-- start --
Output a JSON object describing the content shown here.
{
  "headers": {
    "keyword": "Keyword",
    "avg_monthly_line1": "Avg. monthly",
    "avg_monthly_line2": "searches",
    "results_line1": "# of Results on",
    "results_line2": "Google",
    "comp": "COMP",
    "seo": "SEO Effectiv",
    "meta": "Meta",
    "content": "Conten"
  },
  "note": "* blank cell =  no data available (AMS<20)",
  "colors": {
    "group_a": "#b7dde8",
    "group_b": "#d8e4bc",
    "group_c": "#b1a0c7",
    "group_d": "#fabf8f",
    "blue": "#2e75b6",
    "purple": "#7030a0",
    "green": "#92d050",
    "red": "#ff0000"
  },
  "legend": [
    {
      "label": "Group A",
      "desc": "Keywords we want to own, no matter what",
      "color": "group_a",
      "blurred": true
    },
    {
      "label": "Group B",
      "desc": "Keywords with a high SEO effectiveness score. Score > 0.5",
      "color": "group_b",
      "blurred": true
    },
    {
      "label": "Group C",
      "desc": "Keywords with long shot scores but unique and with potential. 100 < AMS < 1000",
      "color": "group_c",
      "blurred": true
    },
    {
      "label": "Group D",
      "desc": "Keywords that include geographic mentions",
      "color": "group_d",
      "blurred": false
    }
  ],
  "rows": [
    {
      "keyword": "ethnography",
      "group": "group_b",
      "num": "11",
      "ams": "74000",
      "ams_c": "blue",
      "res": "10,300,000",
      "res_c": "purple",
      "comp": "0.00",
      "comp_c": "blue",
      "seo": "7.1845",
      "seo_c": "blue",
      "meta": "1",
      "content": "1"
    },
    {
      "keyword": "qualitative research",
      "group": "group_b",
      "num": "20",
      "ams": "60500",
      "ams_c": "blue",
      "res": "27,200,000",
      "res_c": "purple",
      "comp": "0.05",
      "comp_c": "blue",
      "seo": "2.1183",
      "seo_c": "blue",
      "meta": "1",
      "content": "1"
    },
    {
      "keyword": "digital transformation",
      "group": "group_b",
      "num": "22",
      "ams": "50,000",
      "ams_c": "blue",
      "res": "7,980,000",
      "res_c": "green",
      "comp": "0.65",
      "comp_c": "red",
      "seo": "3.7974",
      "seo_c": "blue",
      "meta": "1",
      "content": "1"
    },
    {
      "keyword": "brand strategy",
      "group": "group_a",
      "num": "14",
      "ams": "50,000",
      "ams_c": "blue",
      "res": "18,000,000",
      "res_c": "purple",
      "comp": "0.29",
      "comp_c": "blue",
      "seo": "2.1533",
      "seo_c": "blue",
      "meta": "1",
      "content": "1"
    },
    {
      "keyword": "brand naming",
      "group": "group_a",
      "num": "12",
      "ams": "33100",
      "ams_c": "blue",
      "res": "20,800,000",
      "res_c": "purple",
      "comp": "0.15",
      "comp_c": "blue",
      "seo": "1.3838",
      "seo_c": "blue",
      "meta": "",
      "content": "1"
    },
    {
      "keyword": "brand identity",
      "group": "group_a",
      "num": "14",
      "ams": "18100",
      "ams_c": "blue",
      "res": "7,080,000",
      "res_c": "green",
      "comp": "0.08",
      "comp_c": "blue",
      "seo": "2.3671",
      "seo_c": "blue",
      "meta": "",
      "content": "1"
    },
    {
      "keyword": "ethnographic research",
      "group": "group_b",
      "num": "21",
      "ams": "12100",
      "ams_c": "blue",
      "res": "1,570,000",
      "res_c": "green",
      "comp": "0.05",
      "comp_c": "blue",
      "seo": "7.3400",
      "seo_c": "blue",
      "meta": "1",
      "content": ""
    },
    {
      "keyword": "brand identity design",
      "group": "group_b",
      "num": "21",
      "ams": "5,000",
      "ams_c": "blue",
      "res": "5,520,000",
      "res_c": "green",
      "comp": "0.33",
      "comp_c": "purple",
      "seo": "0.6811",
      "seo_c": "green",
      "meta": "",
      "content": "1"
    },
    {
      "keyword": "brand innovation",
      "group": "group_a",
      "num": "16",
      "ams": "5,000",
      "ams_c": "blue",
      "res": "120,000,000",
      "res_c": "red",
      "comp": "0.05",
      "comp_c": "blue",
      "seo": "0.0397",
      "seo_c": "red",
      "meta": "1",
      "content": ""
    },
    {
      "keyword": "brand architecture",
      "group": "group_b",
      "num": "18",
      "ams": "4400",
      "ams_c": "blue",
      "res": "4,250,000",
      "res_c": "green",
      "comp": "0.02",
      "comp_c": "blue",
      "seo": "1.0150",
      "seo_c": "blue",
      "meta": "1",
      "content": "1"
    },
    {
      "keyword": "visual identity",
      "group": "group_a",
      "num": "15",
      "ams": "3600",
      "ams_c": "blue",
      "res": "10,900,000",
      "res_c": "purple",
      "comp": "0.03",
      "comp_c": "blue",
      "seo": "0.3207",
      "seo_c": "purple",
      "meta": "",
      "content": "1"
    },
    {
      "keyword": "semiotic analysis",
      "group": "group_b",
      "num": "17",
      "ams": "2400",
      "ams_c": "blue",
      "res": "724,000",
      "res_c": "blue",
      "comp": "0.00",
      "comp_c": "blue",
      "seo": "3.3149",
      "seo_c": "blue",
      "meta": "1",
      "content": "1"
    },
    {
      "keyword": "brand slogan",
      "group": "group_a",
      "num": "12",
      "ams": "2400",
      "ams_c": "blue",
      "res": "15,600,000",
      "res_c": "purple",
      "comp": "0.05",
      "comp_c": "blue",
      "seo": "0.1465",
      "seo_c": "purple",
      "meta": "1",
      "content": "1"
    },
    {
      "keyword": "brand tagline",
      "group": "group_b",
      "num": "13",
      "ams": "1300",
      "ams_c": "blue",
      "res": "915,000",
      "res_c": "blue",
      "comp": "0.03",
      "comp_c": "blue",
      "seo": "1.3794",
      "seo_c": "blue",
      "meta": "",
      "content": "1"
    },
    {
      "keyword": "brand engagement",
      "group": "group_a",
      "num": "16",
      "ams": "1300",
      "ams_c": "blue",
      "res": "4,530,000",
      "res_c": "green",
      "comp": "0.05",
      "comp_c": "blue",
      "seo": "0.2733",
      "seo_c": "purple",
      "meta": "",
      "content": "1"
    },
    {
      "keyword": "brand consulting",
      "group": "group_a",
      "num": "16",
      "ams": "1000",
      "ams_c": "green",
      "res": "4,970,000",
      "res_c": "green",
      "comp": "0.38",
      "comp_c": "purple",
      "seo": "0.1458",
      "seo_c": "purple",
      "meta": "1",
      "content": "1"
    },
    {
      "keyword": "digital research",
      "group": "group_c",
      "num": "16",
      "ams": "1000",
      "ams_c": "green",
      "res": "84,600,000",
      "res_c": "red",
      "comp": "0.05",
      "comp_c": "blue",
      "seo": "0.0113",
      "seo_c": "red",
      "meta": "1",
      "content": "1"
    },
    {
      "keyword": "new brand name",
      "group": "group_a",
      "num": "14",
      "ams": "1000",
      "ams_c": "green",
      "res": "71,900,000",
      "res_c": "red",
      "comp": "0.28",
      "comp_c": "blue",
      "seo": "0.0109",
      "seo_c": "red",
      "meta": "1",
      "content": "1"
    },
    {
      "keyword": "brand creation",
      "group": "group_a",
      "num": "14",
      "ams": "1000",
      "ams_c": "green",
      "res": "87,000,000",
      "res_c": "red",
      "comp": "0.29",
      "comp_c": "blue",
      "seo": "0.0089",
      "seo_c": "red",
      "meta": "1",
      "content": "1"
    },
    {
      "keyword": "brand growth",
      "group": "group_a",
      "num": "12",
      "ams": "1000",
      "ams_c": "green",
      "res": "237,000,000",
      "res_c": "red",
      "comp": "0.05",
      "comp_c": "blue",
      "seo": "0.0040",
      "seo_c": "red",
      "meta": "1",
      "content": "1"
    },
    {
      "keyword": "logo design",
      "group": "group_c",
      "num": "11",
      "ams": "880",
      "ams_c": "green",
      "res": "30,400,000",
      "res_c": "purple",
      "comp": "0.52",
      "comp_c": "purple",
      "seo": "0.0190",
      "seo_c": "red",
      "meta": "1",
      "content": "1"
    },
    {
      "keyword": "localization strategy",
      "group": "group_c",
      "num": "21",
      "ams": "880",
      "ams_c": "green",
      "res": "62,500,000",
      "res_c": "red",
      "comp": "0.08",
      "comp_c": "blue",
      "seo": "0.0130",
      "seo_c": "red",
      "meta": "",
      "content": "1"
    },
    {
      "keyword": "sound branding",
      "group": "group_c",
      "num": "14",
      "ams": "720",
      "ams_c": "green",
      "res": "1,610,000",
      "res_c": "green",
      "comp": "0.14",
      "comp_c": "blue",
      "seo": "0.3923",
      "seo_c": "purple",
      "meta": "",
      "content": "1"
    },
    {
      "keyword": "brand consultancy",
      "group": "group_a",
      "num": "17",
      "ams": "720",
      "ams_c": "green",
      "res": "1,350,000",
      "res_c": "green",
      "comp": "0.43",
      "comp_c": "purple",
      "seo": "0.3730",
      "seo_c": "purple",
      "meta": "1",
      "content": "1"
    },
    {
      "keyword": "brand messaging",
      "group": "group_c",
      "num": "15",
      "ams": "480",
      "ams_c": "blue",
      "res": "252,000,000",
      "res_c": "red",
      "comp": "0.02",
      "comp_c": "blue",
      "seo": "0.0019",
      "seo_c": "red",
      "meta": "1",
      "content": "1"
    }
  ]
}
-- end --
Description of the task.
Show every line of the listing in which the string "label" can be found.

Worked solution.
      "label": "Group A",
      "label": "Group B",
      "label": "Group C",
      "label": "Group D",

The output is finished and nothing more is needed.